Given problem a → Reproduce the layout rows character for character, from the first row through the line containing "x-tick-label: 0.0 bbox=[520, 331, 538, 344]", with both ends included.

Text block →
Such mechanisms are vital because inconsistent employee appraisals are a recipe for employee dissatisfaction. “Inconsistency breeds contempt as your top performers start to wonder why they are working so hard and getting the same rewards as the so-so employee,” says Bob McKenzie, SPHR, president of McKenzieHR, a consultancy in Ponte Vedra, Fla.

The goal for HR, then, should be to minimize the differences between managers’ reviews to ensure a process that is as fair as possible to all employees across the organization.

The Cornerstone

Effective performance management is critical because companies rely heavily on this annual rite. Two-thirds of companies use performance reviews to determine pay increases, and almost half use them to calculate bonuses, according to a recent study by Hewitt Associates.

Yet, few companies measure how well performance reviews are being carried out, according to Hewitt. Almost half of organizations measure only if paperwork is submitted on time, and nearly a third don’t attempt to evaluate the program at all.

“The performance appraisal is the most powerful and misused tool for improving the performance of employees,” says McKenzie.

Employees agree. According to a recent study by People IQ, only 13 percent of employees and managers feel their performance appraisal system is useful. Respondents said their performance systems do not sufficiently differentiate between high and low performance, are cumbersome to complete, and lack meaningful feedback.

The danger is that employees who aren’t receiving clear, constructive feedback won’t know what they’re doing well and what they’re doing wrong, making it difficult to know whether to continue or to change their behavior.

One of the most important factors affecting employees’ engagement—and, thus, employees’ productivity and effectiveness—is knowing what is expected from them at work, according to The Gallup Organization’s employee engagement surveys. Performance reviews are a big part of communicating these expectations.

And, as such, they can affect retention. “Often, people quit because they have no clue how they’re doing,” says Galina Jeffrey, executive vice president of The Forum Corp., an organizational learning consultancy in Boston. “They are not supported, coached or learning. So they look for that opportunity elsewhere.”

The Process

Given the importance of performance reviews, it pays to ensure that your system works well from top to bottom. Start by looking for performance appraisal forms that clearly encourage parity and thoroughness. The form should have a simple, standard scoring method and should measure the competencies required for success for each position and all employees. It should include plenty of space for personalized, written comments after every score.

Layout records

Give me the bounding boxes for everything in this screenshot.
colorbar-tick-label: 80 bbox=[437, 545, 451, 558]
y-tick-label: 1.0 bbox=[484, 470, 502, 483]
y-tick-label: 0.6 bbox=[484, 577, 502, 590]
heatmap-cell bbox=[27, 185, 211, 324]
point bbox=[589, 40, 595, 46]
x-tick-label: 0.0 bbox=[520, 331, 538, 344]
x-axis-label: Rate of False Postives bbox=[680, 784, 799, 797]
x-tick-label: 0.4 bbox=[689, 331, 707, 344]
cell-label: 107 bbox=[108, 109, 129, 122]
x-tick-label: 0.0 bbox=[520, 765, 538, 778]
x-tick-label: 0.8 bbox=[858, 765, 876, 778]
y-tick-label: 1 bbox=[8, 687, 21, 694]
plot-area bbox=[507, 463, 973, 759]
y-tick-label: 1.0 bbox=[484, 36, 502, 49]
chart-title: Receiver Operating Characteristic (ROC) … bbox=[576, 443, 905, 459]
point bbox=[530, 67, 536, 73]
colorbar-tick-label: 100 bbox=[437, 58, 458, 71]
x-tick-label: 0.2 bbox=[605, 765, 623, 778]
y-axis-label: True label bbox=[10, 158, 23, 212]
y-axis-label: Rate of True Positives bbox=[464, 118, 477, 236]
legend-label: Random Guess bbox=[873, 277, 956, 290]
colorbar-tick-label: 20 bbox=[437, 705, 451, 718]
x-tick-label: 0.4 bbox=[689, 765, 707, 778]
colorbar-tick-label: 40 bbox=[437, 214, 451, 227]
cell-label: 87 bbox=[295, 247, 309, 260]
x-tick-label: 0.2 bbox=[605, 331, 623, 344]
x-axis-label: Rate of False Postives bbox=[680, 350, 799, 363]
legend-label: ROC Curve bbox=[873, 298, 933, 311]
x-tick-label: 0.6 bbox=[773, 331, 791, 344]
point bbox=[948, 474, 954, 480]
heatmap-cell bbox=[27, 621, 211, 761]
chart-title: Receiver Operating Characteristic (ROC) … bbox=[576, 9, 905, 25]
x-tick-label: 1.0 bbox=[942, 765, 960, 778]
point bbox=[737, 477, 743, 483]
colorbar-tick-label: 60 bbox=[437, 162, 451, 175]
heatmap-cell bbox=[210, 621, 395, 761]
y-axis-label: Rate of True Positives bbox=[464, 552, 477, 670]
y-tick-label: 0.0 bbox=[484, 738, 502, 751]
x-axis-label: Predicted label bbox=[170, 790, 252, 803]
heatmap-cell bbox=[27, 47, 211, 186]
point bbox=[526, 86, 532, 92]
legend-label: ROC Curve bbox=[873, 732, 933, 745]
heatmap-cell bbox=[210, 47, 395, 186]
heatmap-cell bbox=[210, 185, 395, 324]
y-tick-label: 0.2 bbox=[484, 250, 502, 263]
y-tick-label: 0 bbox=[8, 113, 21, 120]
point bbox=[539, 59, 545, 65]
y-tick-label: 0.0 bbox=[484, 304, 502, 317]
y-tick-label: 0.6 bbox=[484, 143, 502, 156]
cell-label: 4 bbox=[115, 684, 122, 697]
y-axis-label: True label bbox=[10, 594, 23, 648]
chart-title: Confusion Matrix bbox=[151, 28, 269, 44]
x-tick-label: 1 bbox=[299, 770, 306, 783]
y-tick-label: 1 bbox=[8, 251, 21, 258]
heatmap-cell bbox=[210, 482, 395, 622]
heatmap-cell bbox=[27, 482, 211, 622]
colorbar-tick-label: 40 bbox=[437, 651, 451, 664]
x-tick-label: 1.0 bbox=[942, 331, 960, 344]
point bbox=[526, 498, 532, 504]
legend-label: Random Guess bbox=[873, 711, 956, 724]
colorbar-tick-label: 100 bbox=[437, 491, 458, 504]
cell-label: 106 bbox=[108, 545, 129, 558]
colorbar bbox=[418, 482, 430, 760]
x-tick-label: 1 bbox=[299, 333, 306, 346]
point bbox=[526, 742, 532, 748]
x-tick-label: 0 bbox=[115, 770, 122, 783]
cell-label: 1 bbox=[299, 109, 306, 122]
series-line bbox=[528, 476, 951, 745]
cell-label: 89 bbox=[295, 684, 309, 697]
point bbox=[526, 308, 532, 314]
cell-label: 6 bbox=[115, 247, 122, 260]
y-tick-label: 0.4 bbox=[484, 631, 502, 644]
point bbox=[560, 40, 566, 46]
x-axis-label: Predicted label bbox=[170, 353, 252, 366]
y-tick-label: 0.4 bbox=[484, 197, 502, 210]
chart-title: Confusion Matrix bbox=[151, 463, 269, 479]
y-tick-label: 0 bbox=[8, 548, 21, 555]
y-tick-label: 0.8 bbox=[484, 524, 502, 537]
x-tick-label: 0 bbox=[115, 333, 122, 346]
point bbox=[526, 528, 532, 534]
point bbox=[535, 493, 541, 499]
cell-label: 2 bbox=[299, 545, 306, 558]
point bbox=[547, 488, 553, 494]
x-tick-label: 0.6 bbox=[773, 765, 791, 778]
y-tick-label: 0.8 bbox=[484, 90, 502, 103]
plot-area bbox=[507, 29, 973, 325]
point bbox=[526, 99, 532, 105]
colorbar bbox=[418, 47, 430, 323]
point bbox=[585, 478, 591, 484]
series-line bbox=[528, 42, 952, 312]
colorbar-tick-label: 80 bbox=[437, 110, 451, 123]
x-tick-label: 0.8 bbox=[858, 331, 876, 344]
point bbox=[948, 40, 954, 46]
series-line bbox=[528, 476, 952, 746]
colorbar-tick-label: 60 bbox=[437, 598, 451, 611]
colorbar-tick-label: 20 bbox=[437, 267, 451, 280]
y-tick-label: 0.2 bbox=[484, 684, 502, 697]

Given problem b → Summarize the passage on performance reviews in two sentences.

Output a →
Give me the bounding boxes for everything in this screenshot.
colorbar-tick-label: 80 bbox=[437, 545, 451, 558]
y-tick-label: 1.0 bbox=[484, 470, 502, 483]
y-tick-label: 0.6 bbox=[484, 577, 502, 590]
heatmap-cell bbox=[27, 185, 211, 324]
point bbox=[589, 40, 595, 46]
x-tick-label: 0.0 bbox=[520, 331, 538, 344]

Output b → Companies rely on performance reviews to set pay increases and bonuses, yet few measure how well reviews are carried out, and only 13 percent of employees and managers find their appraisal system useful. Without clear feedback and expectations, employees cannot tell whether to change their behavior and may leave, so HR should minimize differences between managers' reviews and use forms with a simple, standard scoring method, position-specific competencies and space for written comments.